◆ EXTRACT PROVIDED
<<<<
Finally, you should sometimes consider nontechnical solutions to your problems before you buy equipment or spend a lot of your time on tuning. One of the classic loading problems on servers is the fact that they experience peak loads for the first hour of the business day and the first hour after lunch. This is relatively easy to explain, because most people come in, get their coffee, and log onto the e-mail system to check their mail. The same thing happens after lunch, and possibly just before the end of the business day (which also might experience peak printing loads as everyone finishes off what they have been working on and prints it before they go home). Sometimes an e-mail (or memo) to your users explaining the situation and offering them greatly improved response times if they alter their habits a little can be enough to solve the problem without any drastic measures or purchases.
Performance Tuning Methodology
It is now time to go over the analysis and tuning process itself to see what steps are involved. My basic approach to performance tuning starst with the basic performance data collected by the tools discussed in this chapter. I combine this with knowledge of what is happening on the system (what jobs are running, is this a special time such as monthly closing of the guides, and so on).
The next step is to combine the data you have gathered with your knowledge of your hardware platform and the Windows NT system. Your job is to come up with possible causes of the problem you are seeing. This is where it is especially helpful to have collected a baseline of performance data when the system is working well so that you can see relatively slight changes in the performance indicators, which might lead you to the problem. Sometimes it is useful to start by figuring out what is working correctly and narrowing down the list of things that could be causing the problem. It depends somewhat on how your brain thinks.
>>>>
◆ TASK GOAL
Extract the full passage on server performance tuning, word for word. The entries play no part in the work here.

◆ PROVIDED MATERIAL
<<<<
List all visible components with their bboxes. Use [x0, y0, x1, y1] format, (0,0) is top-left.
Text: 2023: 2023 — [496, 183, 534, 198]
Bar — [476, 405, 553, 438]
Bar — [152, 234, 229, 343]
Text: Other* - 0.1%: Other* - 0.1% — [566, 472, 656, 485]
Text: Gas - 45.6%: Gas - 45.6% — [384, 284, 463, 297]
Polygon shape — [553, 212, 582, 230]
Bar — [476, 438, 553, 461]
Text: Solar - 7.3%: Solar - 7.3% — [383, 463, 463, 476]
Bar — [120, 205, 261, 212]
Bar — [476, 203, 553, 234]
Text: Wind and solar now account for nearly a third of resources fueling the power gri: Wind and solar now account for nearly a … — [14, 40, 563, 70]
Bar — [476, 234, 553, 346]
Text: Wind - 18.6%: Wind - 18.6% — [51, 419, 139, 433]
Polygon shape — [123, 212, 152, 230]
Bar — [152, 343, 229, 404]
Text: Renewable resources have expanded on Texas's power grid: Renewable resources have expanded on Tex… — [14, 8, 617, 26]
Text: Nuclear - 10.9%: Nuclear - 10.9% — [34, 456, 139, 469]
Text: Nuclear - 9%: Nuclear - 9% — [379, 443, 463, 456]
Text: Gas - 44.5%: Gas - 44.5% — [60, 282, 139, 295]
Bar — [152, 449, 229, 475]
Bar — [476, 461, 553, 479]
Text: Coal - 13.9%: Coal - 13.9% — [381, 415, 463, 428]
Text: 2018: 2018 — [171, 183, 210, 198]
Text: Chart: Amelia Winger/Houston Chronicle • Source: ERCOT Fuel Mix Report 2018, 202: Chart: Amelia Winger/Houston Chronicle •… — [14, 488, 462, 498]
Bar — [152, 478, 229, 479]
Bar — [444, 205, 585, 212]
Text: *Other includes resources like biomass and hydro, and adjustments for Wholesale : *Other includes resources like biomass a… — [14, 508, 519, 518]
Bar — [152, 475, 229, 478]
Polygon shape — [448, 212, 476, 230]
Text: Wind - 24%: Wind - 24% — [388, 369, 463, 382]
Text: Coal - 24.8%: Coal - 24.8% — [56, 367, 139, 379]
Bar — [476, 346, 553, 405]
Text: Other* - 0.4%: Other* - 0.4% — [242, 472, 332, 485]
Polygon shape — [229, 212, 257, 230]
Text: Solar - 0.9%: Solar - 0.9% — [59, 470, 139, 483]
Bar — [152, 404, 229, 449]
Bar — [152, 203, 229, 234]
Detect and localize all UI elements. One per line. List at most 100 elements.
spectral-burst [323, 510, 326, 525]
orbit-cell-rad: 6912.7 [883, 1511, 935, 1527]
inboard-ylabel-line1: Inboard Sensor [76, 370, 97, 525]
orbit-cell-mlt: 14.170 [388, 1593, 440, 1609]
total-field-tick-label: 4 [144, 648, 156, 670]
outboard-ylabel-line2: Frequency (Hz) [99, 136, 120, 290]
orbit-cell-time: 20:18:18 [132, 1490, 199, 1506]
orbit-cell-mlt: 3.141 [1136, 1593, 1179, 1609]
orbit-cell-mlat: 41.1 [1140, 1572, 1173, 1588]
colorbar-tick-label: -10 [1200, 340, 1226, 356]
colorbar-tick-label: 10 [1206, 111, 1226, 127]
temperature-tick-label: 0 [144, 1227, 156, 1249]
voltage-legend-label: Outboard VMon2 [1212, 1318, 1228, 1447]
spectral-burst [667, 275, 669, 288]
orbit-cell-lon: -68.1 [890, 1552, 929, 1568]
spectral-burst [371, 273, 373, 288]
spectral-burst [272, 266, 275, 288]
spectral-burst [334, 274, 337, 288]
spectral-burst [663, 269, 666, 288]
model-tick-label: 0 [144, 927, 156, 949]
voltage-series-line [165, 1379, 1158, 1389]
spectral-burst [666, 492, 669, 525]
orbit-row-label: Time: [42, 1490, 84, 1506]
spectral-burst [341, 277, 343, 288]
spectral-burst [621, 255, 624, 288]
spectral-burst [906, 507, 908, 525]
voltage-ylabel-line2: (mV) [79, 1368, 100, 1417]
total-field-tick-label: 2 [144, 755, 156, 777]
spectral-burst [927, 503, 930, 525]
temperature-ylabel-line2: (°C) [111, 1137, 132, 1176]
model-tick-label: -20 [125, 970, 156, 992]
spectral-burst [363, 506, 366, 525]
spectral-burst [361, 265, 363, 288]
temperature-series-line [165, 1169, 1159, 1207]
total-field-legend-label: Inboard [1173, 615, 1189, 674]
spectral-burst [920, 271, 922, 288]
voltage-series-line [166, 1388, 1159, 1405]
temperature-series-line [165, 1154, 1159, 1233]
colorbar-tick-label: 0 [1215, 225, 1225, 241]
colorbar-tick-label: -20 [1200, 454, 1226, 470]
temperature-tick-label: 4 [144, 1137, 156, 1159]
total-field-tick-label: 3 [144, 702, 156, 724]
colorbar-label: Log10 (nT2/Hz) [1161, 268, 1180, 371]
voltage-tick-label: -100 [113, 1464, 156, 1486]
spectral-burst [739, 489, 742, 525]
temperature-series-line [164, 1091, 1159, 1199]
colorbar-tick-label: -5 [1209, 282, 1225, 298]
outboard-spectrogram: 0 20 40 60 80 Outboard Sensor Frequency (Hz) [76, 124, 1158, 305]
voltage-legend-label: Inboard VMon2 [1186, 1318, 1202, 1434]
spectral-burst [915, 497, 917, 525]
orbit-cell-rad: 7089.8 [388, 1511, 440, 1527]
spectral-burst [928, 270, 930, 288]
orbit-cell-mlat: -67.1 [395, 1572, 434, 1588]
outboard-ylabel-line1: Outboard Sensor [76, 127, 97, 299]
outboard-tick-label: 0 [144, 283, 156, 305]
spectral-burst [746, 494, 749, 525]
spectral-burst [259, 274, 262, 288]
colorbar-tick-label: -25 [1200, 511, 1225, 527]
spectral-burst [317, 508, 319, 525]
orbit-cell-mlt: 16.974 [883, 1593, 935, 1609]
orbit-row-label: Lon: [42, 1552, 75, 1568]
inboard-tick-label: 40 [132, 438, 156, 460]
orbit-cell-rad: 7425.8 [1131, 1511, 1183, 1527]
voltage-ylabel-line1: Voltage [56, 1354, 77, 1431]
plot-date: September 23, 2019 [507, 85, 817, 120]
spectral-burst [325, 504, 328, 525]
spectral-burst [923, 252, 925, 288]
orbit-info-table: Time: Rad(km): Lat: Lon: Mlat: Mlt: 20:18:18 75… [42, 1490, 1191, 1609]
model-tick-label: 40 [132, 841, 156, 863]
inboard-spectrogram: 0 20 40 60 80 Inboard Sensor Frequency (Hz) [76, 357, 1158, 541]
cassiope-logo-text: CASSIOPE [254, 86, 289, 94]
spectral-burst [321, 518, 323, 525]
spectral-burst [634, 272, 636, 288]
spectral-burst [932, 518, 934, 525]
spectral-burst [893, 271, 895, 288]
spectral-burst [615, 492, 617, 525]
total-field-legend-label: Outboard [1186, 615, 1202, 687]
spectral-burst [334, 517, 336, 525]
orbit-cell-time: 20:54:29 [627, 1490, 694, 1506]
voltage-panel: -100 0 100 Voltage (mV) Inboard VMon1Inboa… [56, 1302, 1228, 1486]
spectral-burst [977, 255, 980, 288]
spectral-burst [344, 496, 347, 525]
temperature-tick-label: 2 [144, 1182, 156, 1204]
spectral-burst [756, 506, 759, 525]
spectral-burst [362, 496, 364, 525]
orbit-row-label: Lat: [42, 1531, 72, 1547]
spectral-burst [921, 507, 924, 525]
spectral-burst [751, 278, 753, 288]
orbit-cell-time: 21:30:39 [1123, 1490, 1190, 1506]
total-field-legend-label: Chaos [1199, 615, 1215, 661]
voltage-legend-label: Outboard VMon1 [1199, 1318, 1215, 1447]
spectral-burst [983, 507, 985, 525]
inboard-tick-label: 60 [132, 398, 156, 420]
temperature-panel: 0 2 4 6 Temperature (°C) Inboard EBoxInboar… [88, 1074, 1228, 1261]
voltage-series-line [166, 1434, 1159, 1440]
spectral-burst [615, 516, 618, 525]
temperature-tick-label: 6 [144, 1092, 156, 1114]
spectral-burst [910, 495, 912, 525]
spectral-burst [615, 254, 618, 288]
>>>>
◆ SOLUTION BELOW
Finally, you should sometimes consider nontechnical solutions to your problems before you buy equipment or spend a lot of your time on tuning. One of the classic loading problems on servers is the fact that they experience peak loads for the first hour of the business day and the first hour after lunch. This is relatively easy to explain, because most people come in, get their coffee, and log onto the e-mail system to check their mail. The same thing happens after lunch, and possibly just before the end of the business day (which also might experience peak printing loads as everyone finishes off what they have been working on and prints it before they go home). Sometimes an e-mail (or memo) to your users explaining the situation and offering them greatly improved response times if they alter their habits a little can be enough to solve the problem without any drastic measures or purchases.
Performance Tuning Methodology
It is now time to go over the analysis and tuning process itself to see what steps are involved. My basic approach to performance tuning starst with the basic performance data collected by the tools discussed in this chapter. I combine this with knowledge of what is happening on the system (what jobs are running, is this a special time such as monthly closing of the guides, and so on).
The next step is to combine the data you have gathered with your knowledge of your hardware platform and the Windows NT system. Your job is to come up with possible causes of the problem you are seeing. This is where it is especially helpful to have collected a baseline of performance data when the system is working well so that you can see relatively slight changes in the performance indicators, which might lead you to the problem. Sometimes it is useful to start by figuring out what is working correctly and narrowing down the list of things that could be causing the problem. It depends somewhat on how your brain thinks.